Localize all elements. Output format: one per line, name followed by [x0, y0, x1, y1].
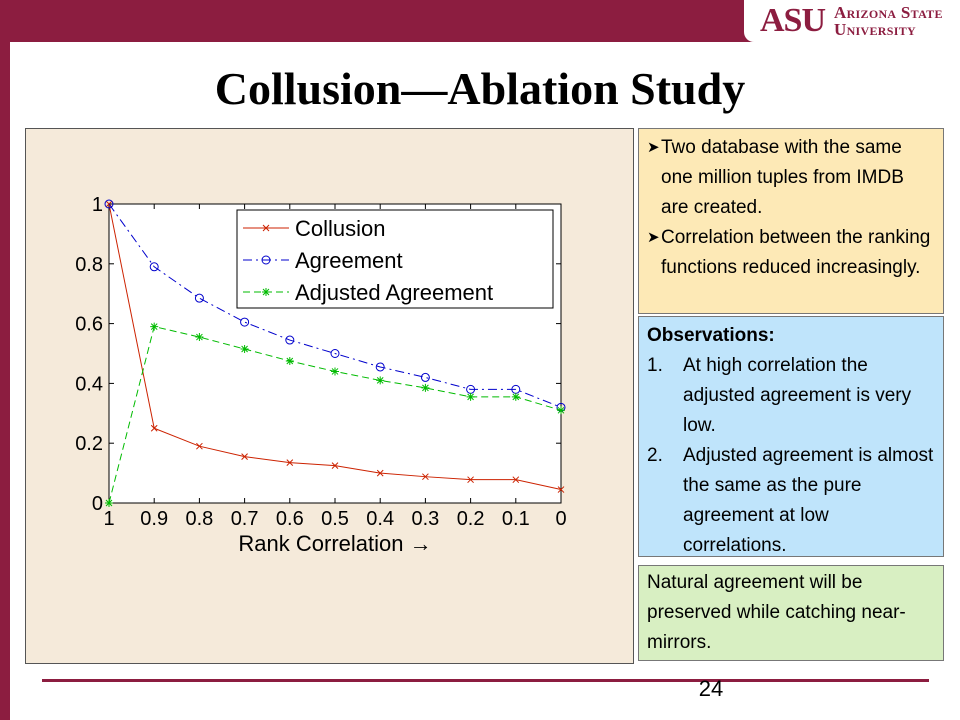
series-line-agreement [108, 203, 562, 408]
data-point-collusion [150, 424, 158, 432]
x-tick-label: 0.4 [366, 508, 394, 530]
observation-item: 2. Adjusted agreement is almost the same… [647, 441, 935, 561]
observation-number: 1. [647, 355, 663, 376]
observation-text: Adjusted agreement is almost the same as… [683, 445, 934, 556]
data-point-agreement [420, 372, 430, 382]
logo-line-2: University [834, 20, 916, 39]
university-logo: ASU Arizona State University [744, 0, 960, 42]
data-point-collusion [512, 476, 520, 484]
data-point-agreement [285, 335, 295, 345]
slide-title: Collusion—Ablation Study [214, 63, 746, 114]
data-point-agreement [149, 262, 159, 272]
data-point-adjusted-agreement [240, 345, 249, 354]
observations-title: Observations: [647, 325, 775, 346]
data-point-agreement [375, 362, 385, 372]
data-point-adjusted-agreement [557, 406, 565, 415]
x-tick-label: 0.5 [321, 508, 349, 530]
observations-list: 1. At high correlation the adjusted agre… [647, 351, 935, 561]
data-point-adjusted-agreement [285, 356, 294, 365]
y-tick-label: 0.4 [75, 373, 103, 395]
logo-line-1: Arizona State [834, 3, 943, 22]
legend-marker [261, 255, 271, 265]
logo-wordmark: Arizona State University [834, 4, 943, 38]
data-point-adjusted-agreement [376, 376, 385, 385]
legend-label: Adjusted Agreement [295, 280, 493, 305]
data-point-agreement [194, 293, 204, 303]
data-point-collusion [241, 453, 248, 461]
y-tick-label: 0 [92, 493, 103, 515]
setup-bullet-text: Two database with the same one million t… [661, 137, 904, 218]
x-tick-label: 0.2 [457, 508, 485, 530]
observations-box: Observations: 1. At high correlation the… [638, 316, 944, 557]
y-tick-label: 0.2 [75, 433, 103, 455]
data-point-adjusted-agreement [421, 383, 430, 392]
data-point-agreement [104, 199, 114, 209]
setup-bullet: ➤ Two database with the same one million… [647, 133, 935, 223]
data-point-adjusted-agreement [195, 333, 204, 342]
data-point-adjusted-agreement [105, 499, 113, 507]
arrowhead-bullet-icon: ➤ [647, 139, 660, 156]
page-number: 24 [698, 676, 724, 701]
observation-text: At high correlation the adjusted agreeme… [683, 355, 912, 436]
setup-bullet-text: Correlation between the ranking function… [661, 227, 931, 278]
data-point-collusion [286, 459, 294, 466]
data-point-agreement [330, 349, 340, 358]
y-tick-label: 1 [92, 194, 103, 216]
legend-label: Agreement [295, 248, 403, 273]
x-tick-label: 0.9 [140, 508, 168, 530]
observation-item: 1. At high correlation the adjusted agre… [647, 351, 935, 441]
x-tick-label: 0.3 [411, 508, 439, 530]
left-banner [0, 0, 10, 720]
data-point-agreement [240, 317, 250, 327]
data-point-adjusted-agreement [466, 392, 475, 401]
logo-mark: ASU [760, 2, 826, 39]
line-chart: 0 0.2 0.4 0.6 0.8 1 1 0.9 0.8 0.7 0.6 0.5 0.4 0.3 0.2 0… [75, 194, 566, 556]
conclusion-text: Natural agreement will be preserved whil… [647, 572, 906, 653]
x-tick-label: 0.7 [231, 508, 259, 530]
x-tick-label: 0.8 [185, 508, 213, 530]
legend-label: Collusion [295, 216, 386, 241]
y-tick-label: 0.6 [75, 314, 103, 336]
x-axis-label: Rank Correlation → [238, 531, 431, 556]
data-point-collusion [467, 476, 474, 484]
x-tick-label: 0.1 [502, 508, 530, 530]
setup-bullet: ➤ Correlation between the ranking functi… [647, 223, 935, 283]
observation-number: 2. [647, 445, 663, 466]
legend-box [236, 209, 554, 309]
data-point-adjusted-agreement [511, 392, 520, 401]
data-point-collusion [422, 473, 429, 481]
y-tick-label: 0.8 [75, 254, 103, 276]
legend-marker [262, 224, 270, 232]
x-tick-label: 1 [103, 508, 114, 530]
data-point-adjusted-agreement [331, 367, 339, 376]
data-point-collusion [331, 462, 339, 469]
conclusion-box: Natural agreement will be preserved whil… [638, 565, 944, 661]
data-point-collusion [376, 469, 384, 477]
setup-notes: ➤ Two database with the same one million… [638, 128, 944, 314]
footer-divider [42, 679, 929, 682]
data-point-adjusted-agreement [150, 322, 159, 331]
data-point-collusion [557, 486, 565, 493]
data-point-collusion [196, 442, 203, 450]
arrowhead-bullet-icon: ➤ [647, 229, 660, 246]
x-tick-label: 0.6 [276, 508, 304, 530]
legend-marker [262, 288, 270, 296]
chart-panel: 0 0.2 0.4 0.6 0.8 1 1 0.9 0.8 0.7 0.6 0.5 0.4 0.3 0.2 0… [25, 128, 634, 664]
x-tick-label: 0 [555, 508, 566, 530]
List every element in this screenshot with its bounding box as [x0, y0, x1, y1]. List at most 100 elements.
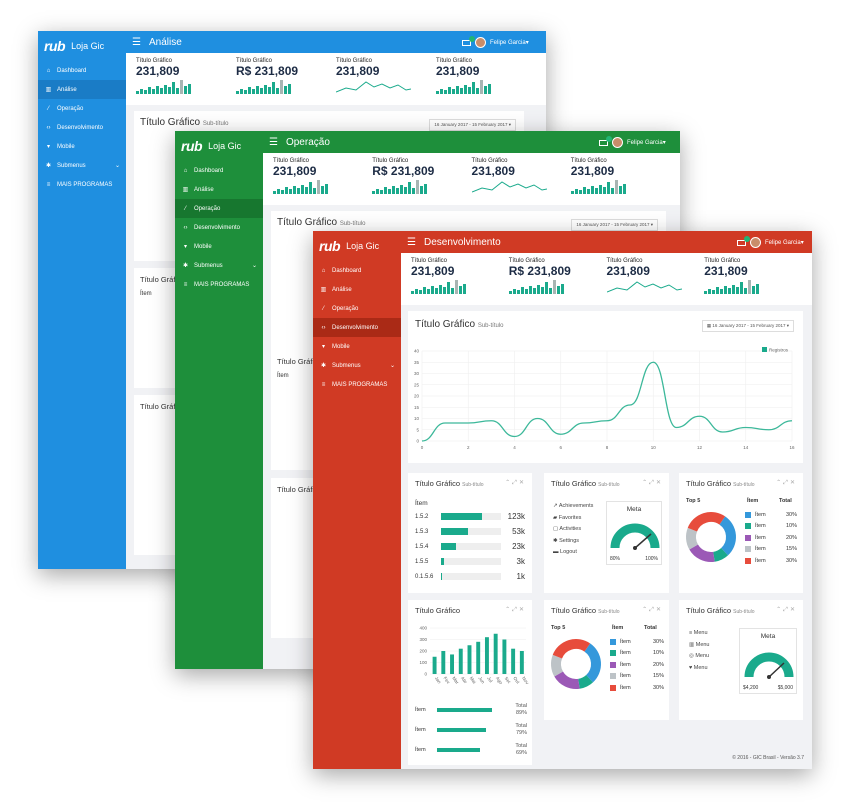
link-logout[interactable]: ▬ Logout [553, 549, 577, 555]
menu-item-analise[interactable]: ▥ Análise [38, 80, 126, 99]
gear-icon: ✱ [45, 162, 52, 169]
code-icon: ‹› [46, 124, 51, 131]
menu-item-submenus[interactable]: ✱ Submenus ⌄ [38, 156, 126, 175]
y-tick-label: 5 [416, 427, 419, 432]
menu-item-submenus[interactable]: ✱ Submenus ⌄ [313, 356, 401, 375]
row-value: 123k [507, 512, 525, 521]
gear-icon: ✱ [553, 537, 560, 544]
user-menu[interactable]: Felipe Garcia ▾ [599, 135, 666, 148]
menu-item-desenvolvimento[interactable]: ‹› Desenvolvimento [313, 318, 401, 337]
sparkline-bar [160, 88, 163, 94]
main-chart-panel: Título Gráfico Sub-título ▦ 16 January 2… [408, 311, 803, 463]
bar [502, 639, 507, 674]
gear-icon: ✱ [182, 262, 189, 269]
sparkline-bar [459, 286, 462, 294]
link-achievements[interactable]: ↗ Achievements [553, 503, 594, 509]
stat-value: 231,809 [436, 64, 480, 78]
sparkline-bar [236, 91, 239, 94]
mail-icon[interactable] [737, 235, 750, 246]
menu-item-operacao[interactable]: ⁄ Operação [313, 299, 401, 318]
menu-link[interactable]: ≡ Menu [689, 630, 708, 636]
menu-item-mobile[interactable]: ▾ Mobile [38, 137, 126, 156]
menu-item-mais-programas[interactable]: ≡ MAIS PROGRAMAS [175, 275, 263, 294]
sparkline-bar [288, 84, 291, 94]
menu-item-operacao[interactable]: ⁄ Operação [175, 199, 263, 218]
link-list: ↗ Achievements ▰ Favorites ▢ Activities … [553, 501, 593, 559]
topbar: ☰ Desenvolvimento [401, 231, 812, 253]
panel-controls[interactable]: ⌃⤢✕ [505, 480, 526, 486]
menu-item-mobile[interactable]: ▾ Mobile [313, 337, 401, 356]
panel-controls[interactable]: ⌃⤢✕ [642, 607, 663, 613]
user-menu[interactable]: Felipe Garcia ▾ [737, 235, 804, 248]
user-menu[interactable]: Felipe Garcia ▾ [462, 35, 529, 48]
date-range-picker[interactable]: 16 January 2017 - 15 February 2017 ▾ [571, 219, 658, 231]
sparkline-bar [435, 288, 438, 294]
panel-controls[interactable]: ⌃⤢✕ [642, 480, 663, 486]
sparkline-bar [264, 85, 267, 94]
sparkline-bar [273, 191, 276, 194]
menu-item-mais-programas[interactable]: ≡ MAIS PROGRAMAS [38, 175, 126, 194]
gauge-title: Meta [760, 633, 776, 640]
legend-swatch [610, 661, 616, 668]
menu-item-desenvolvimento[interactable]: ‹› Desenvolvimento [38, 118, 126, 137]
mail-icon[interactable] [462, 35, 475, 46]
hamburger-icon[interactable]: ☰ [407, 236, 416, 248]
bar [493, 633, 498, 674]
menu-link[interactable]: ◎ Menu [689, 653, 710, 659]
menu-link[interactable]: ▥ Menu [689, 641, 710, 648]
row-total: Total 89% [515, 703, 527, 717]
list-icon: ≡ [183, 281, 188, 288]
cart-icon: ▾ [321, 343, 325, 350]
menu-item-analise[interactable]: ▥ Análise [175, 180, 263, 199]
link-settings[interactable]: ✱ Settings [553, 537, 580, 544]
menu-item-desenvolvimento[interactable]: ‹› Desenvolvimento [175, 218, 263, 237]
panel-controls[interactable]: ⌃⤢✕ [505, 607, 526, 613]
menu-item-operacao[interactable]: ⁄ Operação [38, 99, 126, 118]
panel-controls[interactable]: ⌃⤢✕ [776, 607, 797, 613]
sparkline-bar [424, 184, 428, 194]
menu-link[interactable]: ♥ Menu [689, 664, 708, 671]
menu-item-mobile[interactable]: ▾ Mobile [175, 237, 263, 256]
x-tick-label: Abr [460, 676, 468, 685]
menu-item-mais-programas[interactable]: ≡ MAIS PROGRAMAS [313, 375, 401, 394]
link-activities[interactable]: ▢ Activities [553, 526, 582, 532]
sparkline-bar [536, 285, 540, 294]
bar [519, 651, 524, 674]
y-tick-label: 40 [414, 349, 420, 354]
hamburger-icon[interactable]: ☰ [132, 36, 141, 48]
date-range-picker[interactable]: 16 January 2017 - 15 February 2017 ▾ [429, 119, 516, 131]
sparkline-bar [570, 191, 574, 194]
panel-title: Título Gráfico [140, 275, 186, 284]
row-value: 1k [516, 572, 525, 581]
date-range-picker[interactable]: ▦ 16 January 2017 - 15 February 2017 ▾ [701, 320, 794, 332]
panel-controls[interactable]: ⌃⤢✕ [776, 480, 797, 486]
sparkline-bar [321, 186, 324, 194]
stat-value: R$ 231,809 [372, 164, 435, 178]
bar [432, 656, 437, 674]
sparkline-bars [273, 180, 372, 194]
stat-card: Título Gráfico 231,809 [136, 58, 236, 100]
menu-item-dashboard[interactable]: ⌂ Dashboard [175, 161, 263, 180]
calendar-icon: ▢ [553, 526, 560, 532]
progress-bar [437, 728, 499, 732]
legend-swatch [745, 511, 751, 518]
stat-card: Título Gráfico R$ 231,809 [508, 258, 607, 300]
menu-label: Dashboard [57, 67, 87, 74]
hamburger-icon[interactable]: ☰ [269, 136, 278, 148]
link-favorites[interactable]: ▰ Favorites [553, 514, 582, 521]
progress-bar [437, 708, 499, 712]
stat-card: Título Gráfico 231,809 [606, 258, 705, 300]
menu-item-submenus[interactable]: ✱ Submenus ⌄ [175, 256, 263, 275]
legend-row: Ítem 30% [745, 555, 797, 567]
menu-label: Dashboard [194, 167, 224, 174]
menu-item-dashboard[interactable]: ⌂ Dashboard [38, 61, 126, 80]
mail-icon[interactable] [599, 135, 612, 146]
donut-slice [689, 544, 715, 562]
menu-item-analise[interactable]: ▥ Análise [313, 280, 401, 299]
stat-card: Título Gráfico 231,809 [335, 58, 436, 100]
sparkline-bars [704, 280, 802, 294]
menu-item-dashboard[interactable]: ⌂ Dashboard [313, 261, 401, 280]
stat-label: Título Gráfico [136, 58, 173, 64]
legend-item: Ítem [620, 638, 631, 645]
donut-slice [577, 674, 593, 689]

------------------------------

| Problem statement |
Reproduce without alteration the part of the entries that opens with the line containing "link-logout[interactable]: ▬ Logout" and closes with the line containing "sparkline-bar [160, 88, 163, 94]", including both of those lines.

| Written answer |
link-logout[interactable]: ▬ Logout [553, 549, 577, 555]
menu-item-analise[interactable]: ▥ Análise [38, 80, 126, 99]
gear-icon: ✱ [45, 162, 52, 169]
code-icon: ‹› [46, 124, 51, 131]
menu-item-submenus[interactable]: ✱ Submenus ⌄ [38, 156, 126, 175]
y-tick-label: 5 [416, 427, 419, 432]
menu-item-submenus[interactable]: ✱ Submenus ⌄ [313, 356, 401, 375]
row-value: 123k [507, 512, 525, 521]
gear-icon: ✱ [553, 537, 560, 544]
user-menu[interactable]: Felipe Garcia ▾ [599, 135, 666, 148]
menu-item-desenvolvimento[interactable]: ‹› Desenvolvimento [313, 318, 401, 337]
sparkline-bar [160, 88, 163, 94]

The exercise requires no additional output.